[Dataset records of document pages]
##########

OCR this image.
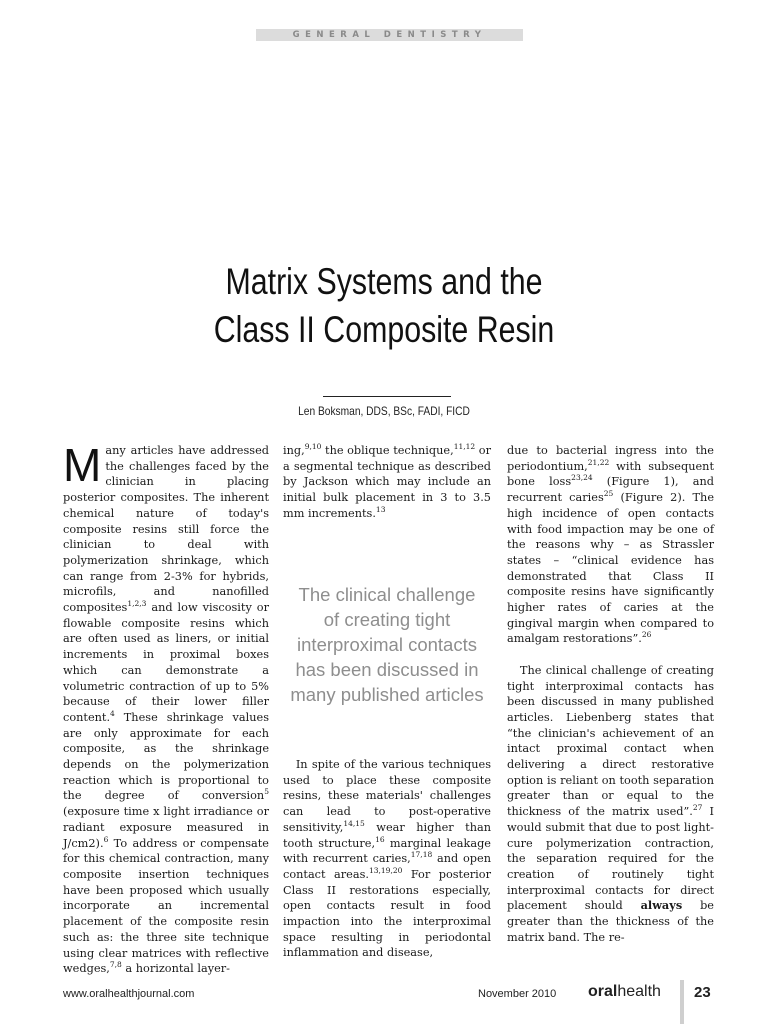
GENERAL DENTISTRY
Matrix Systems and the
Class II Composite Resin
Len Boksman, DDS, BSc, FADI, FICD

Many articles have addressed the challenges faced by the clinician in placing posterior composites. The inherent chemical nature of today's composite resins still force the clinician to deal with polymerization shrinkage, which can range from 2-3% for hybrids, microfils, and nanofilled composites$^{1,2,3}$ and low viscosity or flowable composite resins which are often used as liners, or initial increments in proximal boxes which can demonstrate a volumetric contraction of up to 5% because of their lower filler content.$^4$ These shrinkage values are only approximate for each composite, as the shrinkage depends on the polymerization reaction which is proportional to the degree of conversion$^5$ (exposure time x light irradiance or radiant exposure measured in J/cm2).$^6$ To address or compensate for this chemical contraction, many composite insertion techniques have been proposed which usually incorporate an incremental placement of the composite resin such as: the three site technique using clear matrices with reflective wedges,$^{7,8}$ a horizontal layer-

ing,$^{9,10}$ the oblique technique,$^{11,12}$ or a segmental technique as described by Jackson which may include an initial bulk placement in 3 to 3.5 mm increments.$^{13}$

The clinical challenge
of creating tight
interproximal contacts
has been discussed in
many published articles

In spite of the various techniques used to place these composite resins, these materials' challenges can lead to post-operative sensitivity,$^{14,15}$ wear higher than tooth structure,$^{16}$ marginal leakage with recurrent caries,$^{17,18}$ and open contact areas.$^{13,19,20}$ For posterior Class II restorations especially, open contacts result in food impaction into the interproximal space resulting in periodontal inflammation and disease,

due to bacterial ingress into the periodontium,$^{21,22}$ with subsequent bone loss$^{23,24}$ (Figure 1), and recurrent caries$^{25}$ (Figure 2). The high incidence of open contacts with food impaction may be one of the reasons why – as Strassler states – “clinical evidence has demonstrated that Class II composite resins have significantly higher rates of caries at the gingival margin when compared to amalgam restorations”.$^{26}$

The clinical challenge of creating tight interproximal contacts has been discussed in many published articles. Liebenberg states that “the clinician's achievement of an intact proximal contact when delivering a direct restorative option is reliant on tooth separation greater than or equal to the thickness of the matrix used”.$^{27}$ I would submit that due to post light-cure polymerization contraction, the separation required for the creation of routinely tight interproximal contacts for direct placement should always be greater than the thickness of the matrix band. The re-

www.oralhealthjournal.com	November 2010 oralhealth 23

##########

TASK TO COMPLETE: Please output all of the entries exactly as they appear, with no pictures.

ANSWER:
OCR this image.
GENERAL DENTISTRY
Matrix Systems and the
Class II Composite Resin
Len Boksman, DDS, BSc, FADI, FICD

Many articles have addressed the challenges faced by the clinician in placing posterior composites. The inherent chemical nature of today's composite resins still force the clinician to deal with polymerization shrinkage, which can range from 2-3% for hybrids, microfils, and nanofilled composites$^{1,2,3}$ and low viscosity or flowable composite resins which are often used as liners, or initial increments in proximal boxes which can demonstrate a volumetric contraction of up to 5% because of their lower filler content.$^4$ These shrinkage values are only approximate for each composite, as the shrinkage depends on the polymerization reaction which is proportional to the degree of conversion$^5$ (exposure time x light irradiance or radiant exposure measured in J/cm2).$^6$ To address or compensate for this chemical contraction, many composite insertion techniques have been proposed which usually incorporate an incremental placement of the composite resin such as: the three site technique using clear matrices with reflective wedges,$^{7,8}$ a horizontal layer-

ing,$^{9,10}$ the oblique technique,$^{11,12}$ or a segmental technique as described by Jackson which may include an initial bulk placement in 3 to 3.5 mm increments.$^{13}$

The clinical challenge
of creating tight
interproximal contacts
has been discussed in
many published articles

In spite of the various techniques used to place these composite resins, these materials' challenges can lead to post-operative sensitivity,$^{14,15}$ wear higher than tooth structure,$^{16}$ marginal leakage with recurrent caries,$^{17,18}$ and open contact areas.$^{13,19,20}$ For posterior Class II restorations especially, open contacts result in food impaction into the interproximal space resulting in periodontal inflammation and disease,

due to bacterial ingress into the periodontium,$^{21,22}$ with subsequent bone loss$^{23,24}$ (Figure 1), and recurrent caries$^{25}$ (Figure 2). The high incidence of open contacts with food impaction may be one of the reasons why – as Strassler states – “clinical evidence has demonstrated that Class II composite resins have significantly higher rates of caries at the gingival margin when compared to amalgam restorations”.$^{26}$

The clinical challenge of creating tight interproximal contacts has been discussed in many published articles. Liebenberg states that “the clinician's achievement of an intact proximal contact when delivering a direct restorative option is reliant on tooth separation greater than or equal to the thickness of the matrix used”.$^{27}$ I would submit that due to post light-cure polymerization contraction, the separation required for the creation of routinely tight interproximal contacts for direct placement should always be greater than the thickness of the matrix band. The re-

www.oralhealthjournal.com	November 2010 oralhealth 23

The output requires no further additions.